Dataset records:

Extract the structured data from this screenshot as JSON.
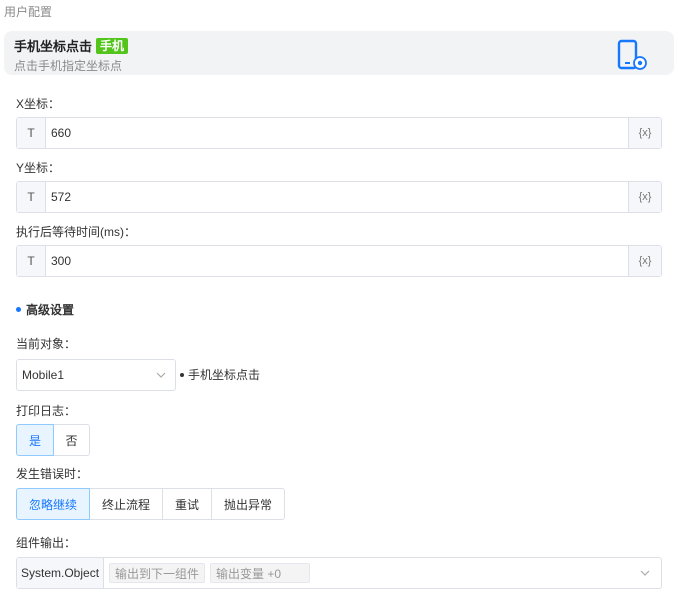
{
  "page": {
    "title": "用户配置"
  },
  "header": {
    "title": "手机坐标点击",
    "badge": "手机",
    "subtitle": "点击手机指定坐标点",
    "icon": "mobile-settings-icon",
    "accent": "#1677ff",
    "badge_color": "#52c41a"
  },
  "fields": [
    {
      "label": "X坐标：",
      "prefix": "T",
      "value": "660",
      "suffix": "{x}"
    },
    {
      "label": "Y坐标：",
      "prefix": "T",
      "value": "572",
      "suffix": "{x}"
    },
    {
      "label": "执行后等待时间(ms)：",
      "prefix": "T",
      "value": "300",
      "suffix": "{x}"
    }
  ],
  "advanced": {
    "title": "高级设置",
    "current_object": {
      "label": "当前对象：",
      "value": "Mobile1",
      "note": "手机坐标点击"
    },
    "print_log": {
      "label": "打印日志：",
      "options": [
        "是",
        "否"
      ],
      "selected": "是"
    },
    "on_error": {
      "label": "发生错误时：",
      "options": [
        "忽略继续",
        "终止流程",
        "重试",
        "抛出异常"
      ],
      "selected": "忽略继续"
    },
    "output": {
      "label": "组件输出：",
      "type": "System.Object",
      "tags": [
        "输出到下一组件",
        "输出变量 +0"
      ]
    }
  }
}
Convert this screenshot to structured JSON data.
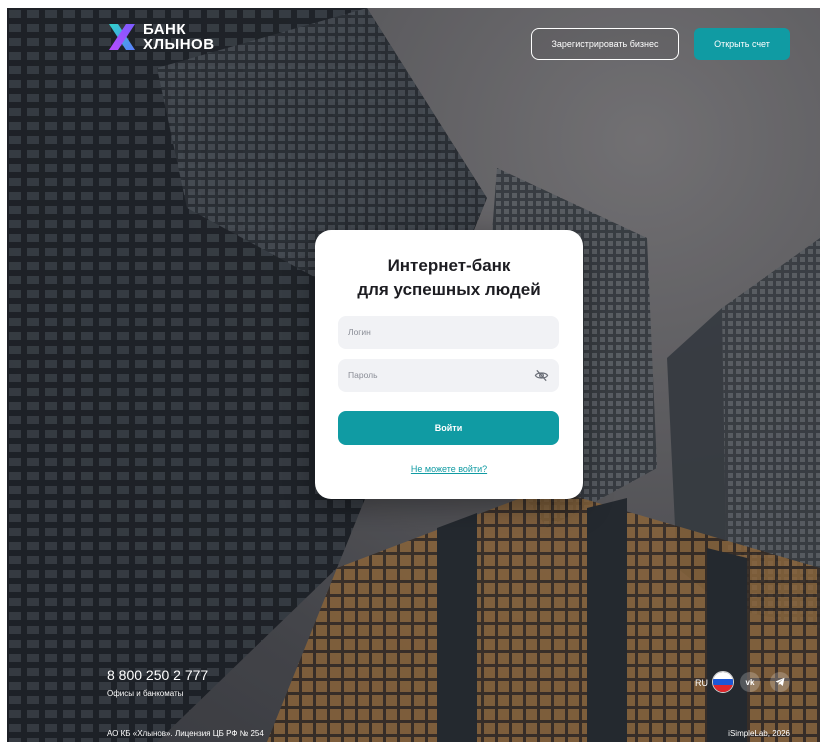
{
  "brand": {
    "name_line1": "БАНК",
    "name_line2": "ХЛЫНОВ",
    "logo_icon": "x-logo-icon",
    "accent_color": "#109ba3"
  },
  "header": {
    "register_label": "Зарегистрировать бизнес",
    "open_account_label": "Открыть счет"
  },
  "login_card": {
    "title_line1": "Интернет-банк",
    "title_line2": "для успешных людей",
    "login_placeholder": "Логин",
    "password_placeholder": "Пароль",
    "password_toggle_icon": "eye-off-icon",
    "submit_label": "Войти",
    "forgot_link": "Не можете войти?"
  },
  "footer": {
    "phone": "8 800 250 2 777",
    "offices_link": "Офисы и банкоматы",
    "legal": "АО КБ «Хлынов». Лицензия ЦБ РФ № 254",
    "copyright": "iSimpleLab, 2026",
    "language": "RU",
    "flag_icon": "russia-flag-icon",
    "social": [
      {
        "icon": "vk-icon",
        "glyph": "vk"
      },
      {
        "icon": "telegram-icon",
        "glyph": ""
      }
    ]
  }
}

> **Aim**:
Tell how many lines include "this". The number is the whole answer.

> **Exercise output**:
2